Entries shown:
:::::

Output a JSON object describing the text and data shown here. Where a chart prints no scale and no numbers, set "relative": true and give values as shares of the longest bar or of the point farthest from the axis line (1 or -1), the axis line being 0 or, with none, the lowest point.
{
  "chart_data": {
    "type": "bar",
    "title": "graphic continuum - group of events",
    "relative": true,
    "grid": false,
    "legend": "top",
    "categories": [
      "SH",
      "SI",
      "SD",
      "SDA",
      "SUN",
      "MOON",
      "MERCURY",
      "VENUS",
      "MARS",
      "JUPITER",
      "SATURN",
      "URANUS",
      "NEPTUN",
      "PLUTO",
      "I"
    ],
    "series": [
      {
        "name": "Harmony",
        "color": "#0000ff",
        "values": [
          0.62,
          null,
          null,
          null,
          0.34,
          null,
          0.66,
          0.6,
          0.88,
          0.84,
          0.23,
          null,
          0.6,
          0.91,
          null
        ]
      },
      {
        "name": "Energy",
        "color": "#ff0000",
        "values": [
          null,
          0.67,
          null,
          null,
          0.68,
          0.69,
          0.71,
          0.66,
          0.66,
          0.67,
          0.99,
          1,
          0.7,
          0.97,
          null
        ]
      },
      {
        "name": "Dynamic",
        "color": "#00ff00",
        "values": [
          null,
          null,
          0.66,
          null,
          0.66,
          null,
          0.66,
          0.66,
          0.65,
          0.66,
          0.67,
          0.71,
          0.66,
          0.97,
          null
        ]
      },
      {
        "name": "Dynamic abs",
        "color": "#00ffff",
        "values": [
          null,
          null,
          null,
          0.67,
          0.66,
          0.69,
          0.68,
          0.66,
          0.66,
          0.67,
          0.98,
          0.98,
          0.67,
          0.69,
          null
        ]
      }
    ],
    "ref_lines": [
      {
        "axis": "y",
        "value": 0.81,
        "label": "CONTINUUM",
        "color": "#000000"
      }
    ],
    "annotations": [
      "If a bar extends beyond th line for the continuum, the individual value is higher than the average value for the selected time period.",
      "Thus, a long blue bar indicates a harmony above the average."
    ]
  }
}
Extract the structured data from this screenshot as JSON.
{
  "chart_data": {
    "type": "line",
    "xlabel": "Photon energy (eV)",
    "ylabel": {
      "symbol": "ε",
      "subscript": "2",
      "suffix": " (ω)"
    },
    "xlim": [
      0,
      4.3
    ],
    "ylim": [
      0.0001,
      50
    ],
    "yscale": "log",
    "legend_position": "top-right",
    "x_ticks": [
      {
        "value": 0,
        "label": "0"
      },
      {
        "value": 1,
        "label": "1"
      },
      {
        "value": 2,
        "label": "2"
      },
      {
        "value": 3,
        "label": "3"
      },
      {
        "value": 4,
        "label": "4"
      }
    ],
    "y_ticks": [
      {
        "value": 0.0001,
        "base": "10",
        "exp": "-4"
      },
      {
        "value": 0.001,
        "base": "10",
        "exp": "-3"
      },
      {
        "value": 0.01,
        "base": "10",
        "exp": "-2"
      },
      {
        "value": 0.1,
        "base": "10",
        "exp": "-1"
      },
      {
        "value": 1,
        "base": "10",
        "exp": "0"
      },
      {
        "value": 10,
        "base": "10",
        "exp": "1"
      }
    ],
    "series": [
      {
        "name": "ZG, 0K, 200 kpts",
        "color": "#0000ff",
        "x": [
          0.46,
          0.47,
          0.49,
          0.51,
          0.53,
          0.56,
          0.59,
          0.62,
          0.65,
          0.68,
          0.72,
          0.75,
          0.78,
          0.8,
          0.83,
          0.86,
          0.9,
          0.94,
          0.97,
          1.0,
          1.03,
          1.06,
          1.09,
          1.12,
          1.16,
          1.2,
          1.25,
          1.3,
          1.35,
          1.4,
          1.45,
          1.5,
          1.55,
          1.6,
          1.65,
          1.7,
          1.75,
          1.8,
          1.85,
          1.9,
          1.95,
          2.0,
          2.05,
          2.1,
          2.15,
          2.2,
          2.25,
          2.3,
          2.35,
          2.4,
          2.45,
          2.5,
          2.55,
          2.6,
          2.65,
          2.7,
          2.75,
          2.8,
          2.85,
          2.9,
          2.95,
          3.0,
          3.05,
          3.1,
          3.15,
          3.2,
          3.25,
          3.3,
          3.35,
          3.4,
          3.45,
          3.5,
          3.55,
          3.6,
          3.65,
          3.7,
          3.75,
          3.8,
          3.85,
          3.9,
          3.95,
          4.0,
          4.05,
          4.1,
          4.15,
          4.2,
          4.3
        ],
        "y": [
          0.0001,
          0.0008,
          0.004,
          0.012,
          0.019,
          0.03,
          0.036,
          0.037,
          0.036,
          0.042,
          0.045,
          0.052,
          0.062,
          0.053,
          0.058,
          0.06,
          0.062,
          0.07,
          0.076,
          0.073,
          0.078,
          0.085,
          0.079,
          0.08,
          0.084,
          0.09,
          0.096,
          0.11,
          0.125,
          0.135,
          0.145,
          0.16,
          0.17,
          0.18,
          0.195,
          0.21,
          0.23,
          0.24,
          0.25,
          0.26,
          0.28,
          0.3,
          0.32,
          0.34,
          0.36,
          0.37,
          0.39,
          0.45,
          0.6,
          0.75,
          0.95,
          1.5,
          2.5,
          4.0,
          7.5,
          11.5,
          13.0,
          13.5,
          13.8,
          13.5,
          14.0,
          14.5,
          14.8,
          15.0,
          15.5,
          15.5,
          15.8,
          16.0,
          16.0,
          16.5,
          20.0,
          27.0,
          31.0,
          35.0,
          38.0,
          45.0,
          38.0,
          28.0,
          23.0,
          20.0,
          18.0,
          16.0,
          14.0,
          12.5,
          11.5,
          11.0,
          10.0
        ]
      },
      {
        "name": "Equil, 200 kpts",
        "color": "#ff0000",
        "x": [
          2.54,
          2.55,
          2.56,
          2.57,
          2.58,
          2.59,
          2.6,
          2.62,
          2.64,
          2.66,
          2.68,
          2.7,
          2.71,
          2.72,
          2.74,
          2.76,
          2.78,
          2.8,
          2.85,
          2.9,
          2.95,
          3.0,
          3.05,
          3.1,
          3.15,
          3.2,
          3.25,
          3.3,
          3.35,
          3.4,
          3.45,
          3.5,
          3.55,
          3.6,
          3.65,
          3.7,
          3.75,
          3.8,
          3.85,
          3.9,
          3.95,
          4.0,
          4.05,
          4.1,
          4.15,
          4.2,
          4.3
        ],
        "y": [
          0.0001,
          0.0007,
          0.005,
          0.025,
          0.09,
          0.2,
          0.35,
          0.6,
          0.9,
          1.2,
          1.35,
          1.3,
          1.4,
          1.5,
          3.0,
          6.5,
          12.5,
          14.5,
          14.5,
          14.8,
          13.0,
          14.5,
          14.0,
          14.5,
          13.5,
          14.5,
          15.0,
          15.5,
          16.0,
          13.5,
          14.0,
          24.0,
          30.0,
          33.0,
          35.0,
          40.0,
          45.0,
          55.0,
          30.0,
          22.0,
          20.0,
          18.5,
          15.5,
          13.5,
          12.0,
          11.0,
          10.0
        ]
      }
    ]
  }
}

:::::

What the task requires: Your task is to reproduce all of the records exactly.

Answer:
Output a JSON object describing the text and data shown here. Where a chart prints no scale and no numbers, set "relative": true and give values as shares of the longest bar or of the point farthest from the axis line (1 or -1), the axis line being 0 or, with none, the lowest point.
{
  "chart_data": {
    "type": "bar",
    "title": "graphic continuum - group of events",
    "relative": true,
    "grid": false,
    "legend": "top",
    "categories": [
      "SH",
      "SI",
      "SD",
      "SDA",
      "SUN",
      "MOON",
      "MERCURY",
      "VENUS",
      "MARS",
      "JUPITER",
      "SATURN",
      "URANUS",
      "NEPTUN",
      "PLUTO",
      "I"
    ],
    "series": [
      {
        "name": "Harmony",
        "color": "#0000ff",
        "values": [
          0.62,
          null,
          null,
          null,
          0.34,
          null,
          0.66,
          0.6,
          0.88,
          0.84,
          0.23,
          null,
          0.6,
          0.91,
          null
        ]
      },
      {
        "name": "Energy",
        "color": "#ff0000",
        "values": [
          null,
          0.67,
          null,
          null,
          0.68,
          0.69,
          0.71,
          0.66,
          0.66,
          0.67,
          0.99,
          1,
          0.7,
          0.97,
          null
        ]
      },
      {
        "name": "Dynamic",
        "color": "#00ff00",
        "values": [
          null,
          null,
          0.66,
          null,
          0.66,
          null,
          0.66,
          0.66,
          0.65,
          0.66,
          0.67,
          0.71,
          0.66,
          0.97,
          null
        ]
      },
      {
        "name": "Dynamic abs",
        "color": "#00ffff",
        "values": [
          null,
          null,
          null,
          0.67,
          0.66,
          0.69,
          0.68,
          0.66,
          0.66,
          0.67,
          0.98,
          0.98,
          0.67,
          0.69,
          null
        ]
      }
    ],
    "ref_lines": [
      {
        "axis": "y",
        "value": 0.81,
        "label": "CONTINUUM",
        "color": "#000000"
      }
    ],
    "annotations": [
      "If a bar extends beyond th line for the continuum, the individual value is higher than the average value for the selected time period.",
      "Thus, a long blue bar indicates a harmony above the average."
    ]
  }
}
Extract the structured data from this screenshot as JSON.
{
  "chart_data": {
    "type": "line",
    "xlabel": "Photon energy (eV)",
    "ylabel": {
      "symbol": "ε",
      "subscript": "2",
      "suffix": " (ω)"
    },
    "xlim": [
      0,
      4.3
    ],
    "ylim": [
      0.0001,
      50
    ],
    "yscale": "log",
    "legend_position": "top-right",
    "x_ticks": [
      {
        "value": 0,
        "label": "0"
      },
      {
        "value": 1,
        "label": "1"
      },
      {
        "value": 2,
        "label": "2"
      },
      {
        "value": 3,
        "label": "3"
      },
      {
        "value": 4,
        "label": "4"
      }
    ],
    "y_ticks": [
      {
        "value": 0.0001,
        "base": "10",
        "exp": "-4"
      },
      {
        "value": 0.001,
        "base": "10",
        "exp": "-3"
      },
      {
        "value": 0.01,
        "base": "10",
        "exp": "-2"
      },
      {
        "value": 0.1,
        "base": "10",
        "exp": "-1"
      },
      {
        "value": 1,
        "base": "10",
        "exp": "0"
      },
      {
        "value": 10,
        "base": "10",
        "exp": "1"
      }
    ],
    "series": [
      {
        "name": "ZG, 0K, 200 kpts",
        "color": "#0000ff",
        "x": [
          0.46,
          0.47,
          0.49,
          0.51,
          0.53,
          0.56,
          0.59,
          0.62,
          0.65,
          0.68,
          0.72,
          0.75,
          0.78,
          0.8,
          0.83,
          0.86,
          0.9,
          0.94,
          0.97,
          1.0,
          1.03,
          1.06,
          1.09,
          1.12,
          1.16,
          1.2,
          1.25,
          1.3,
          1.35,
          1.4,
          1.45,
          1.5,
          1.55,
          1.6,
          1.65,
          1.7,
          1.75,
          1.8,
          1.85,
          1.9,
          1.95,
          2.0,
          2.05,
          2.1,
          2.15,
          2.2,
          2.25,
          2.3,
          2.35,
          2.4,
          2.45,
          2.5,
          2.55,
          2.6,
          2.65,
          2.7,
          2.75,
          2.8,
          2.85,
          2.9,
          2.95,
          3.0,
          3.05,
          3.1,
          3.15,
          3.2,
          3.25,
          3.3,
          3.35,
          3.4,
          3.45,
          3.5,
          3.55,
          3.6,
          3.65,
          3.7,
          3.75,
          3.8,
          3.85,
          3.9,
          3.95,
          4.0,
          4.05,
          4.1,
          4.15,
          4.2,
          4.3
        ],
        "y": [
          0.0001,
          0.0008,
          0.004,
          0.012,
          0.019,
          0.03,
          0.036,
          0.037,
          0.036,
          0.042,
          0.045,
          0.052,
          0.062,
          0.053,
          0.058,
          0.06,
          0.062,
          0.07,
          0.076,
          0.073,
          0.078,
          0.085,
          0.079,
          0.08,
          0.084,
          0.09,
          0.096,
          0.11,
          0.125,
          0.135,
          0.145,
          0.16,
          0.17,
          0.18,
          0.195,
          0.21,
          0.23,
          0.24,
          0.25,
          0.26,
          0.28,
          0.3,
          0.32,
          0.34,
          0.36,
          0.37,
          0.39,
          0.45,
          0.6,
          0.75,
          0.95,
          1.5,
          2.5,
          4.0,
          7.5,
          11.5,
          13.0,
          13.5,
          13.8,
          13.5,
          14.0,
          14.5,
          14.8,
          15.0,
          15.5,
          15.5,
          15.8,
          16.0,
          16.0,
          16.5,
          20.0,
          27.0,
          31.0,
          35.0,
          38.0,
          45.0,
          38.0,
          28.0,
          23.0,
          20.0,
          18.0,
          16.0,
          14.0,
          12.5,
          11.5,
          11.0,
          10.0
        ]
      },
      {
        "name": "Equil, 200 kpts",
        "color": "#ff0000",
        "x": [
          2.54,
          2.55,
          2.56,
          2.57,
          2.58,
          2.59,
          2.6,
          2.62,
          2.64,
          2.66,
          2.68,
          2.7,
          2.71,
          2.72,
          2.74,
          2.76,
          2.78,
          2.8,
          2.85,
          2.9,
          2.95,
          3.0,
          3.05,
          3.1,
          3.15,
          3.2,
          3.25,
          3.3,
          3.35,
          3.4,
          3.45,
          3.5,
          3.55,
          3.6,
          3.65,
          3.7,
          3.75,
          3.8,
          3.85,
          3.9,
          3.95,
          4.0,
          4.05,
          4.1,
          4.15,
          4.2,
          4.3
        ],
        "y": [
          0.0001,
          0.0007,
          0.005,
          0.025,
          0.09,
          0.2,
          0.35,
          0.6,
          0.9,
          1.2,
          1.35,
          1.3,
          1.4,
          1.5,
          3.0,
          6.5,
          12.5,
          14.5,
          14.5,
          14.8,
          13.0,
          14.5,
          14.0,
          14.5,
          13.5,
          14.5,
          15.0,
          15.5,
          16.0,
          13.5,
          14.0,
          24.0,
          30.0,
          33.0,
          35.0,
          40.0,
          45.0,
          55.0,
          30.0,
          22.0,
          20.0,
          18.5,
          15.5,
          13.5,
          12.0,
          11.0,
          10.0
        ]
      }
    ]
  }
}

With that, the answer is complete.